--- Begin Record list ---
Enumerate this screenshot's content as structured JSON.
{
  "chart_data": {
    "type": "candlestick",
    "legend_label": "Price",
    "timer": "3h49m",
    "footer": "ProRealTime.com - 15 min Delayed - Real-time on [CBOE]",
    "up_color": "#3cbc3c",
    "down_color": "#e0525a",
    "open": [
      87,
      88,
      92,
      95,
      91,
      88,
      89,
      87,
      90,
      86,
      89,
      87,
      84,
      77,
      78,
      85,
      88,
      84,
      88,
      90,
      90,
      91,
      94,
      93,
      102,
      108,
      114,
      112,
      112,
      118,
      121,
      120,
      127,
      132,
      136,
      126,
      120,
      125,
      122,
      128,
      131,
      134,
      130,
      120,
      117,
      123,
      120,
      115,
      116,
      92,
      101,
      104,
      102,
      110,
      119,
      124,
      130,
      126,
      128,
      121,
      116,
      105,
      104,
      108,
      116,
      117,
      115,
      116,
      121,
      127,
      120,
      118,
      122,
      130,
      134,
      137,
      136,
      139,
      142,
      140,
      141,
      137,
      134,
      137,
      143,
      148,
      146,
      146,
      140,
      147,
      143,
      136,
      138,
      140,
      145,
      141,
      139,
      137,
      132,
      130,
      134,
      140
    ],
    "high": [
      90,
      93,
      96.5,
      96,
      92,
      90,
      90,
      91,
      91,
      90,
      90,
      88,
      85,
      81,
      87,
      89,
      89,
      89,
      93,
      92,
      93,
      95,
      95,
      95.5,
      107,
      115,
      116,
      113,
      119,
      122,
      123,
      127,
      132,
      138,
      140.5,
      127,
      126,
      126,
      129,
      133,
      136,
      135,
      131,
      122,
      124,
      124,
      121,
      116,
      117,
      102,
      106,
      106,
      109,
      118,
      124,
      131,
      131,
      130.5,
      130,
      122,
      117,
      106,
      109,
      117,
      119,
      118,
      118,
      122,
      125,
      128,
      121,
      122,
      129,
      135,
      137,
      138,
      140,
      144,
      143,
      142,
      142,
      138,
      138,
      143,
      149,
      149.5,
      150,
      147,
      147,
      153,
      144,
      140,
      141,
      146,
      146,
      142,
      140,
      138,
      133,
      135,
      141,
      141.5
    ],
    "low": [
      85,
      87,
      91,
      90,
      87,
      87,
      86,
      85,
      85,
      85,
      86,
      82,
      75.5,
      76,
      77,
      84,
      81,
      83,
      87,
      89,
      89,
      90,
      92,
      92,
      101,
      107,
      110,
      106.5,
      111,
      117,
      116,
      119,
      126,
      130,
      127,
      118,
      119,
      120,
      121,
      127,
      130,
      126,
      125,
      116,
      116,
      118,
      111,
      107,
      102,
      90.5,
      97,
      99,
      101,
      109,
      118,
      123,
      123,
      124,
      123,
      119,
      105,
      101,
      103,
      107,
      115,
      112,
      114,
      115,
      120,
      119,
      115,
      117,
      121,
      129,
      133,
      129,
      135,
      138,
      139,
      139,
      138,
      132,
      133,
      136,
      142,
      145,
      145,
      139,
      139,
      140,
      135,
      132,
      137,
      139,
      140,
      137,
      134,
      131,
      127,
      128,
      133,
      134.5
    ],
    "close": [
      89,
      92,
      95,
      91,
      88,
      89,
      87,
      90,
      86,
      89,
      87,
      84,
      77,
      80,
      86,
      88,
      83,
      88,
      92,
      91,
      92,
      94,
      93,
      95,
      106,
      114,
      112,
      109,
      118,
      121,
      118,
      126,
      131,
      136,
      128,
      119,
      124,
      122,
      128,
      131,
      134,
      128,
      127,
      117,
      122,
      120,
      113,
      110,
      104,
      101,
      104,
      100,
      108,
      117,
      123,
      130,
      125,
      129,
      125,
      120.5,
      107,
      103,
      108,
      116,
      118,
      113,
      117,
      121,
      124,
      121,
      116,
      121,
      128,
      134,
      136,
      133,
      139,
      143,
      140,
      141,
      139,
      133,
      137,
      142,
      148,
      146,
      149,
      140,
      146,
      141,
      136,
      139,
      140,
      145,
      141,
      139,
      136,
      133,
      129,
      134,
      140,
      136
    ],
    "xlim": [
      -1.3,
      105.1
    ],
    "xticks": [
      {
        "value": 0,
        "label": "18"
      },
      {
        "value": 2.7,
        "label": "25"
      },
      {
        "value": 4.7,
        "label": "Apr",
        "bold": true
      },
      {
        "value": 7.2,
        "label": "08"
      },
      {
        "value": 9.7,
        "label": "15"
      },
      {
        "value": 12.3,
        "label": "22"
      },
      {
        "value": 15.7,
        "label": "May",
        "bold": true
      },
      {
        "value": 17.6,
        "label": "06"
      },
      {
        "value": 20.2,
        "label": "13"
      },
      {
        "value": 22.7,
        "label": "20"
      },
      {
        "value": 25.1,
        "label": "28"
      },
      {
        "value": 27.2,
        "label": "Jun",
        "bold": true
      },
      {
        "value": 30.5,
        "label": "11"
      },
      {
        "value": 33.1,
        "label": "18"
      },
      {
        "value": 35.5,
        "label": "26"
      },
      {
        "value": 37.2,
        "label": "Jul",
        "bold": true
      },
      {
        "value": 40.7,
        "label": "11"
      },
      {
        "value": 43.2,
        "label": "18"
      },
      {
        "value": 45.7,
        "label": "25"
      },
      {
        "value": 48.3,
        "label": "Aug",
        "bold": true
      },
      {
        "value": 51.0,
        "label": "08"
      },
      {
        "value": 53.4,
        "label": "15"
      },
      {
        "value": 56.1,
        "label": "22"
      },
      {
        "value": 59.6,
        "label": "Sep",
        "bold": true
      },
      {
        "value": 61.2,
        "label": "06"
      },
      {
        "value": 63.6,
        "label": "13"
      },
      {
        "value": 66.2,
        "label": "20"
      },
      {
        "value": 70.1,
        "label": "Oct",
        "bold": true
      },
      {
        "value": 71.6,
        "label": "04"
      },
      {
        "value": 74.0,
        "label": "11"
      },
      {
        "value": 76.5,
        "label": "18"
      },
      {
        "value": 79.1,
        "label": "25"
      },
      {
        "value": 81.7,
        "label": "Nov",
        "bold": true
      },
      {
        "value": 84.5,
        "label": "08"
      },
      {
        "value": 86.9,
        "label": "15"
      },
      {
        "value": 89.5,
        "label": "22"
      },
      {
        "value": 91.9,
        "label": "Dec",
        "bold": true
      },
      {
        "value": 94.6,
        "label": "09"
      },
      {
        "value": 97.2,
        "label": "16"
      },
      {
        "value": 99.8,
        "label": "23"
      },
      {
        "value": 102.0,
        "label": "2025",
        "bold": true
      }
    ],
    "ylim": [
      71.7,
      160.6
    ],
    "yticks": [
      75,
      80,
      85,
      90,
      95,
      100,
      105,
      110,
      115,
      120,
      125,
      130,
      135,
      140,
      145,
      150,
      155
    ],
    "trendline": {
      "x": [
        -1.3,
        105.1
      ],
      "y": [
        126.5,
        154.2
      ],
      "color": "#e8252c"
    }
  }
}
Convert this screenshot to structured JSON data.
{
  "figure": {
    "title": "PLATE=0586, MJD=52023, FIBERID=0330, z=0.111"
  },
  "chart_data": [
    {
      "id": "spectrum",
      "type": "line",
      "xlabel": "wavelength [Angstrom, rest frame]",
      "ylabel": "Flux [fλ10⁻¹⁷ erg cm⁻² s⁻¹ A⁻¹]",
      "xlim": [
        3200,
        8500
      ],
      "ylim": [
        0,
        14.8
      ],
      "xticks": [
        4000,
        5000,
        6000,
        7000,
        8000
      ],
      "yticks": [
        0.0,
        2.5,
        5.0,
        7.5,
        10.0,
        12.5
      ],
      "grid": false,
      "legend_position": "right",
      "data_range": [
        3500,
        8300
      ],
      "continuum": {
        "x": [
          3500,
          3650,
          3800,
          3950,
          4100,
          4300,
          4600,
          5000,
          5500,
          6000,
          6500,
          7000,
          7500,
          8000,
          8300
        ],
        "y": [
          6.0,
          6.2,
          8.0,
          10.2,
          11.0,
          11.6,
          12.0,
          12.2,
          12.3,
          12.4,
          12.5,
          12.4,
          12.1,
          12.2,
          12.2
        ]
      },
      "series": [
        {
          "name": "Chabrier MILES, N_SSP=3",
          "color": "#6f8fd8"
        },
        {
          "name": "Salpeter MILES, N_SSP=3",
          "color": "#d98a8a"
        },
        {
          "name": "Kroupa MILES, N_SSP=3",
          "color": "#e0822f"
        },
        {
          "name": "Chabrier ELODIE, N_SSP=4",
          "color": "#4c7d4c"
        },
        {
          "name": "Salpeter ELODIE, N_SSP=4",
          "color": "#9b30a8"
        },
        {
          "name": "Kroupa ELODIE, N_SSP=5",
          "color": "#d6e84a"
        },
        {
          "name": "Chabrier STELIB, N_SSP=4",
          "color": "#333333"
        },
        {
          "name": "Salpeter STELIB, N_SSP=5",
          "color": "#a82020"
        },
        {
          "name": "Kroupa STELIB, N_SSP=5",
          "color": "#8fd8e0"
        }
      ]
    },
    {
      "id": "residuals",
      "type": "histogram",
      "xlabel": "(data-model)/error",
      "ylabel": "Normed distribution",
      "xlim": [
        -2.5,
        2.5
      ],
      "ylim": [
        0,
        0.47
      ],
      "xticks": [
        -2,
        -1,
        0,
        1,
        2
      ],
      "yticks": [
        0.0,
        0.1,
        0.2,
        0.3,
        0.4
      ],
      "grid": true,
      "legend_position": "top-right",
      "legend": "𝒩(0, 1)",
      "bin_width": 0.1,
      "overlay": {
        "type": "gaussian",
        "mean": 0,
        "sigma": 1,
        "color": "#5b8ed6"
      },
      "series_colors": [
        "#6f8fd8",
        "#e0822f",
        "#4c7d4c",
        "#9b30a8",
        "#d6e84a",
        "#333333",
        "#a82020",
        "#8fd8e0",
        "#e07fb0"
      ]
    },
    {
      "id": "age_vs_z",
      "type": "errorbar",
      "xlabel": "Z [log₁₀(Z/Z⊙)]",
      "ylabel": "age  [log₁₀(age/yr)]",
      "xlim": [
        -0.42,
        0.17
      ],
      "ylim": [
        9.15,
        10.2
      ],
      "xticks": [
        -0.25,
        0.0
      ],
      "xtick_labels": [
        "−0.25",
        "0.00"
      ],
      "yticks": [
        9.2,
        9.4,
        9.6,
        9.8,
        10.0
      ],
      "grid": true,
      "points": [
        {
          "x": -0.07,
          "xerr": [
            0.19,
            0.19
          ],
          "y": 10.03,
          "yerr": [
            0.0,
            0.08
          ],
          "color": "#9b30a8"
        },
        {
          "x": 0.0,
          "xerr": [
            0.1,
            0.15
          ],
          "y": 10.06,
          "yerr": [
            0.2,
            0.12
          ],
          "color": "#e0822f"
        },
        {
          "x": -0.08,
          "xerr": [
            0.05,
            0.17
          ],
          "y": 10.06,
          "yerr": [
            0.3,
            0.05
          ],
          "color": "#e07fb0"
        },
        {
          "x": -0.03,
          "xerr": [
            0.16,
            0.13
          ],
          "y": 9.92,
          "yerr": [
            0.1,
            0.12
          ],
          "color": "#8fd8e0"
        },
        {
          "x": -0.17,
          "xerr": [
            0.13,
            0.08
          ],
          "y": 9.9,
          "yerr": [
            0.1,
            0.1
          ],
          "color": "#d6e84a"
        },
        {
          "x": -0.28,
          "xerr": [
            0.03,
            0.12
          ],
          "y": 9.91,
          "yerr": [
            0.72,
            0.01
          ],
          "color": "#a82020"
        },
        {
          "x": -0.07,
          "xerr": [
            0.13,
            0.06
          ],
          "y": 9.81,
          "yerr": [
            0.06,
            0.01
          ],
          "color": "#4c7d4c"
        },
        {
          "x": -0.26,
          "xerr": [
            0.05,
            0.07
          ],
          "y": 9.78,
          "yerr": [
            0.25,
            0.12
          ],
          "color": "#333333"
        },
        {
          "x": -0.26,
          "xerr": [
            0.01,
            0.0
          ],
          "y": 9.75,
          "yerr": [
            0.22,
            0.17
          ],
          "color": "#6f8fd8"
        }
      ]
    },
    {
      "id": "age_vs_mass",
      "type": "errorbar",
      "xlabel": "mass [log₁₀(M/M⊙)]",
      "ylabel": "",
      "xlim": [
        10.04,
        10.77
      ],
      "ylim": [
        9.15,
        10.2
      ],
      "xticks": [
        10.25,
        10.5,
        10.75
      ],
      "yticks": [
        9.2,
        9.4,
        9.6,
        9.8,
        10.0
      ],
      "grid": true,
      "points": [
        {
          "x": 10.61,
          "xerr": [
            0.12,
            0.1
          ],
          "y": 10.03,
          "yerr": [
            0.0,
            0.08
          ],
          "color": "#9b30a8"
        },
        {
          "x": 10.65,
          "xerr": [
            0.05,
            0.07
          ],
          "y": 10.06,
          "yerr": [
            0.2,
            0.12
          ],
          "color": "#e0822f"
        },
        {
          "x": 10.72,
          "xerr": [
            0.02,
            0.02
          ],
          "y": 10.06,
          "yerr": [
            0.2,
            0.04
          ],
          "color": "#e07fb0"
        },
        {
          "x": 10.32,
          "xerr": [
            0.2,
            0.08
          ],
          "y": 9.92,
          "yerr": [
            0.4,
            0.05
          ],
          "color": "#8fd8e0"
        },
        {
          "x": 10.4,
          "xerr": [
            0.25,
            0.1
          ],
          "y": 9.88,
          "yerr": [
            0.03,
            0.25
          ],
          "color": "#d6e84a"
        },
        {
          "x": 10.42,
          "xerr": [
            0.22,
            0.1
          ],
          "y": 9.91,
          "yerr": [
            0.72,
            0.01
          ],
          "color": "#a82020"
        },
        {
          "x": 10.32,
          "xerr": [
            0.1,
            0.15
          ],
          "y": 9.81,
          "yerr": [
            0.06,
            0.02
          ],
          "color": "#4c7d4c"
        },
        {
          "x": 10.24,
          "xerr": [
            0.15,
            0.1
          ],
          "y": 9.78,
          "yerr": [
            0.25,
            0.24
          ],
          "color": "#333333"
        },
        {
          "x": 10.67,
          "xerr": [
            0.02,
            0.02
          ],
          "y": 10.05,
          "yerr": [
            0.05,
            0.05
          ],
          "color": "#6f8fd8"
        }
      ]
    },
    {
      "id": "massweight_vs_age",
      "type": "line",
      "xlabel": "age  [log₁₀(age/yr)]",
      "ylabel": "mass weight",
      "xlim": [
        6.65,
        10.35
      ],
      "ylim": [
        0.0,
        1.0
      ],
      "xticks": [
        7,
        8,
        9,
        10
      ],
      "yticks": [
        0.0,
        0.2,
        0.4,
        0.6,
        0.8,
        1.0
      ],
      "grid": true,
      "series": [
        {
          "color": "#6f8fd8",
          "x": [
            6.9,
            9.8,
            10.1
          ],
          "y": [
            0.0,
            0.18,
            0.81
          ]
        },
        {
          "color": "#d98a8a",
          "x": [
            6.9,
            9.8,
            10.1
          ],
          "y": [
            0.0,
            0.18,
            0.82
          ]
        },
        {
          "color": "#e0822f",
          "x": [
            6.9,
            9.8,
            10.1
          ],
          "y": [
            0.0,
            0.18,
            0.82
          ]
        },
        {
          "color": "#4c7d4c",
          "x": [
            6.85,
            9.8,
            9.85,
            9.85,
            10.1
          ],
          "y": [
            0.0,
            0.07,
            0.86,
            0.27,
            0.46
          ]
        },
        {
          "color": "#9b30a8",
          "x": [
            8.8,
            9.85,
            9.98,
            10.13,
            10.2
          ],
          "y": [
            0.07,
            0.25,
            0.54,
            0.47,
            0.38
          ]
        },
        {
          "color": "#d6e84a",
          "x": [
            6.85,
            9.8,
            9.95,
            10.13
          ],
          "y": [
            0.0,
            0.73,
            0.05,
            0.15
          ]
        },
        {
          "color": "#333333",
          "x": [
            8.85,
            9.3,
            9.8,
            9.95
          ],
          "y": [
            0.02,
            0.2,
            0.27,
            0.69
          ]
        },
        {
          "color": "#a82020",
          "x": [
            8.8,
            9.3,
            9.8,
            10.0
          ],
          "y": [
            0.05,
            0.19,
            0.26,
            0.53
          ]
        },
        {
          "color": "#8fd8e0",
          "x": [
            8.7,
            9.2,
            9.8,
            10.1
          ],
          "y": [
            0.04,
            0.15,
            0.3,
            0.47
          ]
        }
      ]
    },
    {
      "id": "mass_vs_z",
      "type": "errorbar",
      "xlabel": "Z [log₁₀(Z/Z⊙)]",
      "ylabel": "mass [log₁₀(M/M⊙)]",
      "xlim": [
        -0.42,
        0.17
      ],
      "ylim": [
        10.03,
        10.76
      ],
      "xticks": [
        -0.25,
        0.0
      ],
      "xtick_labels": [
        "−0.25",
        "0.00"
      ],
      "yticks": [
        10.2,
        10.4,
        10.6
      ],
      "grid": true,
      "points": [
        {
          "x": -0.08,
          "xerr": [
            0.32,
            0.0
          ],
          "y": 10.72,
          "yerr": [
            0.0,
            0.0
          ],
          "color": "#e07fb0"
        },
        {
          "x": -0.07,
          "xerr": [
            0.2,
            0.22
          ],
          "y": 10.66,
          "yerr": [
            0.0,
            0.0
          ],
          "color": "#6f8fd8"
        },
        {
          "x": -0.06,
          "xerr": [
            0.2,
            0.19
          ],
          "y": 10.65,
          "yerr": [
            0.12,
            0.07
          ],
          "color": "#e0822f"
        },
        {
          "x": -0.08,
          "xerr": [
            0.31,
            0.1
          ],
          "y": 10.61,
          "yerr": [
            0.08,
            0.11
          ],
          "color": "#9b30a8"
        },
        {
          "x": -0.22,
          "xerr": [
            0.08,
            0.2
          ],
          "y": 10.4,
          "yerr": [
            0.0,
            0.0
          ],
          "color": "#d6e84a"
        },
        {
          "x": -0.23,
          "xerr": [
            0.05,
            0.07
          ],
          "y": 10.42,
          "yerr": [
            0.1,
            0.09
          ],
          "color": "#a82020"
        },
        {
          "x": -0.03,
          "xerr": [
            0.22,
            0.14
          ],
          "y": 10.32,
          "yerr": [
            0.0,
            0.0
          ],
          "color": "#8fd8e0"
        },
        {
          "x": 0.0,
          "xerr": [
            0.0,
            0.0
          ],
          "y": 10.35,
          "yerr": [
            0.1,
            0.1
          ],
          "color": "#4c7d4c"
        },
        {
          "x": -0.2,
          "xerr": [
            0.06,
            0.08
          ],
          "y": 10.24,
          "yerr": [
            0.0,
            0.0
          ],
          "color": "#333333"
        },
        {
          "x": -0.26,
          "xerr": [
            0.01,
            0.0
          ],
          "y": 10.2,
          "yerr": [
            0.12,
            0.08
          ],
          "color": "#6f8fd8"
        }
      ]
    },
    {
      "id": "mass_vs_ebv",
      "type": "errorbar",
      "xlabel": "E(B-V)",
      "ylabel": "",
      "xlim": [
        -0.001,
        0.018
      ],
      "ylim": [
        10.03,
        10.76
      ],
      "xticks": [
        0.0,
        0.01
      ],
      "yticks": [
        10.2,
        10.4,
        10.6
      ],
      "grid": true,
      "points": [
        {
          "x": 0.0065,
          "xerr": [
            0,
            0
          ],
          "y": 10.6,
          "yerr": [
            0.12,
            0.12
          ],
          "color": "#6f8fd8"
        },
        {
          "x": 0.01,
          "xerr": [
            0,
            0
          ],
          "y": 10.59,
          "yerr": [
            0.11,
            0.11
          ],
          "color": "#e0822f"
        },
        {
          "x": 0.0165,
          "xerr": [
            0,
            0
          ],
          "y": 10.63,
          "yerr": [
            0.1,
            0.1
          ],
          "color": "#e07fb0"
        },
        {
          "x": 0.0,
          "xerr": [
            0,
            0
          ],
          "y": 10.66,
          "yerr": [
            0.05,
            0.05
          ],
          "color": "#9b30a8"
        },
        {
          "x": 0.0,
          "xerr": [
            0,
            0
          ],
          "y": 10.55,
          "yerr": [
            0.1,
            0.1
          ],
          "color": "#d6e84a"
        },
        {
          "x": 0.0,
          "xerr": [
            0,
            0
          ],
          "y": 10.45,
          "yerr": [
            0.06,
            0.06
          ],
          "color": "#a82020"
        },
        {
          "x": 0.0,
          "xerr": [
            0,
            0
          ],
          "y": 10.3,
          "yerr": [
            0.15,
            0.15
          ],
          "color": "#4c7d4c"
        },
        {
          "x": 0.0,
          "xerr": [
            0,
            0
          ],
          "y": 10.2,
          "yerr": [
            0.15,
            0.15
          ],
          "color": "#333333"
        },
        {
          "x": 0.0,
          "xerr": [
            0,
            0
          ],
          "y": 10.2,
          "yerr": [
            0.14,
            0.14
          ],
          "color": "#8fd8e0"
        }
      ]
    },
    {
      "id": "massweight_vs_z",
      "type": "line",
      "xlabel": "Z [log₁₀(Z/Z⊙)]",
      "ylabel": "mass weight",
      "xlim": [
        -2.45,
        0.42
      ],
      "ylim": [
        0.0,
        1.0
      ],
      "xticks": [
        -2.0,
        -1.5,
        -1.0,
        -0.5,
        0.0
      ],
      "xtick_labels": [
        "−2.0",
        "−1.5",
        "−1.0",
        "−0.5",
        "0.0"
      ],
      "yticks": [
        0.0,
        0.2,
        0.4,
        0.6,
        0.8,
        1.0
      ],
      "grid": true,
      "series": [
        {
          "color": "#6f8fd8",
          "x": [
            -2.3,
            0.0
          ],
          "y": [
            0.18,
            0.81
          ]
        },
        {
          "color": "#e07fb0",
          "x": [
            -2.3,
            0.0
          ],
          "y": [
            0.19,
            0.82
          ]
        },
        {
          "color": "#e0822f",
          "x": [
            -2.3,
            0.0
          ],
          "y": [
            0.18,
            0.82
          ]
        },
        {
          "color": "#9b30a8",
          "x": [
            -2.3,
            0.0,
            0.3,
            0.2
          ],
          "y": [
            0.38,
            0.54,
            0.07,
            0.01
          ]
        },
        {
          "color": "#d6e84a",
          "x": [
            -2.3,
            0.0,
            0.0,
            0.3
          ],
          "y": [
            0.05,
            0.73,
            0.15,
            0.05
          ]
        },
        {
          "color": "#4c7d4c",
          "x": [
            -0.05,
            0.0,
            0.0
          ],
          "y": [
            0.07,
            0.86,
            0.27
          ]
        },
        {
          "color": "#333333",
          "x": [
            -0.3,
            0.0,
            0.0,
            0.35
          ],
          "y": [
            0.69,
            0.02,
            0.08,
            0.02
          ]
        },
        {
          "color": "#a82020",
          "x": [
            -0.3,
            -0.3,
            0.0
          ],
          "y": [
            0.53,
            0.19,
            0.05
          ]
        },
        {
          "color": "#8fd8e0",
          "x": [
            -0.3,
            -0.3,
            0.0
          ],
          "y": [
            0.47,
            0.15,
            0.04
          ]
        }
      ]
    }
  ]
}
--- End Record list ---
Gather each line in the data that holds the string "log₁₀".

• [Task output]:
      "xlabel": "Z [log₁₀(Z/Z⊙)]",
      "ylabel": "age  [log₁₀(age/yr)]",
      "xlabel": "mass [log₁₀(M/M⊙)]",
      "xlabel": "age  [log₁₀(age/yr)]",
      "xlabel": "Z [log₁₀(Z/Z⊙)]",
      "ylabel": "mass [log₁₀(M/M⊙)]",
      "xlabel": "Z [log₁₀(Z/Z⊙)]",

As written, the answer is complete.